» **Problem to solve**:
Extract every line of the material below and reproduce it faithfully.

» **Recorded data**:
##########

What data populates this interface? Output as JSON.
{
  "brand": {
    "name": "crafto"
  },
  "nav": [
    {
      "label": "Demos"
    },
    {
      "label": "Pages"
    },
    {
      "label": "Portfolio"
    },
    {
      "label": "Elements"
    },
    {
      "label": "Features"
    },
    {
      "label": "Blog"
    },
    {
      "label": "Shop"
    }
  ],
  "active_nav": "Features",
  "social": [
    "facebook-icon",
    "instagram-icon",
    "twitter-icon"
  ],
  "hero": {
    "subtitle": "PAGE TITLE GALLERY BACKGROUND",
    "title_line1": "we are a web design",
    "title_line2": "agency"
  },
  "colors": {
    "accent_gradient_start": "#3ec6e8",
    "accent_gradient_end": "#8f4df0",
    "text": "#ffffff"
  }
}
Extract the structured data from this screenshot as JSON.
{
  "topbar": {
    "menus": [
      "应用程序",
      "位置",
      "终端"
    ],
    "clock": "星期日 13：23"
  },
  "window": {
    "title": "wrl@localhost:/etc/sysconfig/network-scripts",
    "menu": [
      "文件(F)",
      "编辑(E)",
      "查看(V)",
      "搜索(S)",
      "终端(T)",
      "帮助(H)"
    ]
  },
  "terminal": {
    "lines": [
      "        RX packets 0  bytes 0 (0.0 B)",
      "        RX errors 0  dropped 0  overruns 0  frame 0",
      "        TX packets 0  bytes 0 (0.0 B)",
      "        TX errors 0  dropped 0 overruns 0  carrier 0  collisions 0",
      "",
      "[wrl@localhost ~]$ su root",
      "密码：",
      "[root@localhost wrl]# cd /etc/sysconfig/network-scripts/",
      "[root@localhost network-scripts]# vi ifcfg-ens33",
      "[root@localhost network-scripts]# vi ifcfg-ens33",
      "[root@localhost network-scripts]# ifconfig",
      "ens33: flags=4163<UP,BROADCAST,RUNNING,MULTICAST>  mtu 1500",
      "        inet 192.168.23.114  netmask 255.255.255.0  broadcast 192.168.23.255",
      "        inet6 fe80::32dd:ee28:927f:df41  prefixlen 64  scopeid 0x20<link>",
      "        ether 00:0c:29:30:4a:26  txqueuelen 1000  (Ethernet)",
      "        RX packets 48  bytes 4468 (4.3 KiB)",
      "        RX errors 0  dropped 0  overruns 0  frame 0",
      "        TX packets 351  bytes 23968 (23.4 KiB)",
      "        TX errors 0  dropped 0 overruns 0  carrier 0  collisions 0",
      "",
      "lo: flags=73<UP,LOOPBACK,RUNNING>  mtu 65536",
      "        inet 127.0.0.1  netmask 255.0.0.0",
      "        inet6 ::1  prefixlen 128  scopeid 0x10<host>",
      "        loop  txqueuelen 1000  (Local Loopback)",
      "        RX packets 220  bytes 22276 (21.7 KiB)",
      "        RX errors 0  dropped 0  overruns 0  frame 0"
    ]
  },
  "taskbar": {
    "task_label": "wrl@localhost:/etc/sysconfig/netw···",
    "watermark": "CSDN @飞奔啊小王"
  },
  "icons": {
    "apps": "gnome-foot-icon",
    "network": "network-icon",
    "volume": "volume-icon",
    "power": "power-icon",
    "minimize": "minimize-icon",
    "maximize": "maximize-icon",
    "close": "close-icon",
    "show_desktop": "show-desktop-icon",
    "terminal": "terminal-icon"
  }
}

##########

» **Exercise response**:
What data populates this interface? Output as JSON.
{
  "brand": {
    "name": "crafto"
  },
  "nav": [
    {
      "label": "Demos"
    },
    {
      "label": "Pages"
    },
    {
      "label": "Portfolio"
    },
    {
      "label": "Elements"
    },
    {
      "label": "Features"
    },
    {
      "label": "Blog"
    },
    {
      "label": "Shop"
    }
  ],
  "active_nav": "Features",
  "social": [
    "facebook-icon",
    "instagram-icon",
    "twitter-icon"
  ],
  "hero": {
    "subtitle": "PAGE TITLE GALLERY BACKGROUND",
    "title_line1": "we are a web design",
    "title_line2": "agency"
  },
  "colors": {
    "accent_gradient_start": "#3ec6e8",
    "accent_gradient_end": "#8f4df0",
    "text": "#ffffff"
  }
}
Extract the structured data from this screenshot as JSON.
{
  "topbar": {
    "menus": [
      "应用程序",
      "位置",
      "终端"
    ],
    "clock": "星期日 13：23"
  },
  "window": {
    "title": "wrl@localhost:/etc/sysconfig/network-scripts",
    "menu": [
      "文件(F)",
      "编辑(E)",
      "查看(V)",
      "搜索(S)",
      "终端(T)",
      "帮助(H)"
    ]
  },
  "terminal": {
    "lines": [
      "        RX packets 0  bytes 0 (0.0 B)",
      "        RX errors 0  dropped 0  overruns 0  frame 0",
      "        TX packets 0  bytes 0 (0.0 B)",
      "        TX errors 0  dropped 0 overruns 0  carrier 0  collisions 0",
      "",
      "[wrl@localhost ~]$ su root",
      "密码：",
      "[root@localhost wrl]# cd /etc/sysconfig/network-scripts/",
      "[root@localhost network-scripts]# vi ifcfg-ens33",
      "[root@localhost network-scripts]# vi ifcfg-ens33",
      "[root@localhost network-scripts]# ifconfig",
      "ens33: flags=4163<UP,BROADCAST,RUNNING,MULTICAST>  mtu 1500",
      "        inet 192.168.23.114  netmask 255.255.255.0  broadcast 192.168.23.255",
      "        inet6 fe80::32dd:ee28:927f:df41  prefixlen 64  scopeid 0x20<link>",
      "        ether 00:0c:29:30:4a:26  txqueuelen 1000  (Ethernet)",
      "        RX packets 48  bytes 4468 (4.3 KiB)",
      "        RX errors 0  dropped 0  overruns 0  frame 0",
      "        TX packets 351  bytes 23968 (23.4 KiB)",
      "        TX errors 0  dropped 0 overruns 0  carrier 0  collisions 0",
      "",
      "lo: flags=73<UP,LOOPBACK,RUNNING>  mtu 65536",
      "        inet 127.0.0.1  netmask 255.0.0.0",
      "        inet6 ::1  prefixlen 128  scopeid 0x10<host>",
      "        loop  txqueuelen 1000  (Local Loopback)",
      "        RX packets 220  bytes 22276 (21.7 KiB)",
      "        RX errors 0  dropped 0  overruns 0  frame 0"
    ]
  },
  "taskbar": {
    "task_label": "wrl@localhost:/etc/sysconfig/netw···",
    "watermark": "CSDN @飞奔啊小王"
  },
  "icons": {
    "apps": "gnome-foot-icon",
    "network": "network-icon",
    "volume": "volume-icon",
    "power": "power-icon",
    "minimize": "minimize-icon",
    "maximize": "maximize-icon",
    "close": "close-icon",
    "show_desktop": "show-desktop-icon",
    "terminal": "terminal-icon"
  }
}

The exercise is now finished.